> **REQUIRED TASK**: Transcribe the whole listing below without changing a word, but leave out every image.

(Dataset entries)
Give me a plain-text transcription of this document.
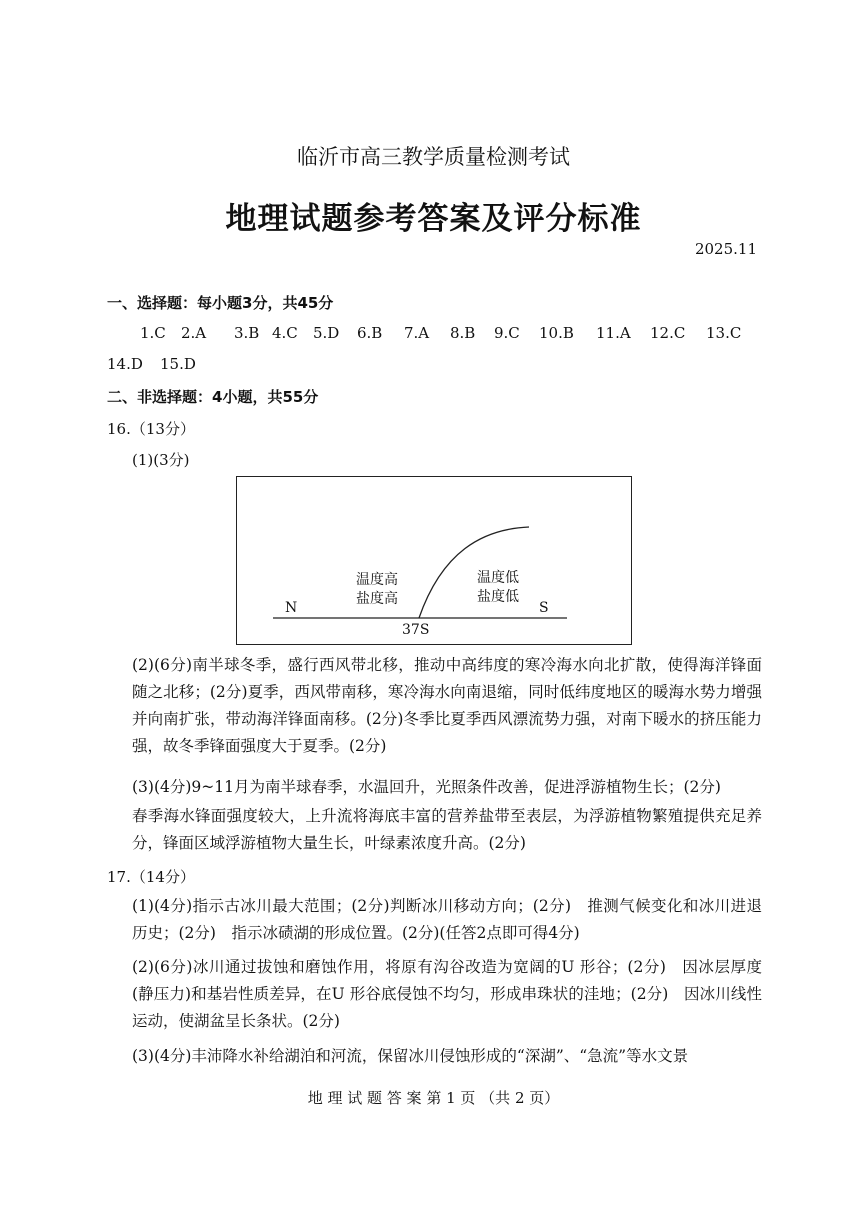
临沂市高三教学质量检测考试
地理试题参考答案及评分标准
2025.11
一、选择题：每小题3分，共45分
1.C 2.A 3.B 4.C 5.D 6.B 7.A 8.B 9.C 10.B 11.A 12.C 13.C
14.D 15.D
二、非选择题：4小题，共55分
16.（13分）
(1)(3分)
N	S
37S
温度高
盐度高
温度低
盐度低
(2)(6分)南半球冬季，盛行西风带北移，推动中高纬度的寒冷海水向北扩散，使得海洋锋面随之北移；(2分)夏季，西风带南移，寒冷海水向南退缩，同时低纬度地区的暖海水势力增强并向南扩张，带动海洋锋面南移。(2分)冬季比夏季西风漂流势力强，对南下暖水的挤压能力强，故冬季锋面强度大于夏季。(2分)
(3)(4分)9~11月为南半球春季，水温回升，光照条件改善，促进浮游植物生长；(2分)
春季海水锋面强度较大，上升流将海底丰富的营养盐带至表层，为浮游植物繁殖提供充足养分，锋面区域浮游植物大量生长，叶绿素浓度升高。(2分)
17.（14分）
(1)(4分)指示古冰川最大范围；(2分)判断冰川移动方向；(2分)　推测气候变化和冰川进退历史；(2分)　指示冰碛湖的形成位置。(2分)(任答2点即可得4分)
(2)(6分)冰川通过拔蚀和磨蚀作用，将原有沟谷改造为宽阔的U 形谷；(2分)　因冰层厚度(静压力)和基岩性质差异，在U 形谷底侵蚀不均匀，形成串珠状的洼地；(2分)　因冰川线性运动，使湖盆呈长条状。(2分)
(3)(4分)丰沛降水补给湖泊和河流，保留冰川侵蚀形成的“深湖”、“急流”等水文景
地 理 试 题 答 案 第 1 页 （共 2 页）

> **RESULT**:
Give me a plain-text transcription of this document.
临沂市高三教学质量检测考试
地理试题参考答案及评分标准
2025.11
一、选择题：每小题3分，共45分
1.C 2.A 3.B 4.C 5.D 6.B 7.A 8.B 9.C 10.B 11.A 12.C 13.C
14.D 15.D
二、非选择题：4小题，共55分
16.（13分）
(1)(3分)
N	S
37S
温度高
盐度高
温度低
盐度低
(2)(6分)南半球冬季，盛行西风带北移，推动中高纬度的寒冷海水向北扩散，使得海洋锋面随之北移；(2分)夏季，西风带南移，寒冷海水向南退缩，同时低纬度地区的暖海水势力增强并向南扩张，带动海洋锋面南移。(2分)冬季比夏季西风漂流势力强，对南下暖水的挤压能力强，故冬季锋面强度大于夏季。(2分)
(3)(4分)9~11月为南半球春季，水温回升，光照条件改善，促进浮游植物生长；(2分)
春季海水锋面强度较大，上升流将海底丰富的营养盐带至表层，为浮游植物繁殖提供充足养分，锋面区域浮游植物大量生长，叶绿素浓度升高。(2分)
17.（14分）
(1)(4分)指示古冰川最大范围；(2分)判断冰川移动方向；(2分)　推测气候变化和冰川进退历史；(2分)　指示冰碛湖的形成位置。(2分)(任答2点即可得4分)
(2)(6分)冰川通过拔蚀和磨蚀作用，将原有沟谷改造为宽阔的U 形谷；(2分)　因冰层厚度(静压力)和基岩性质差异，在U 形谷底侵蚀不均匀，形成串珠状的洼地；(2分)　因冰川线性运动，使湖盆呈长条状。(2分)
(3)(4分)丰沛降水补给湖泊和河流，保留冰川侵蚀形成的“深湖”、“急流”等水文景
地 理 试 题 答 案 第 1 页 （共 2 页）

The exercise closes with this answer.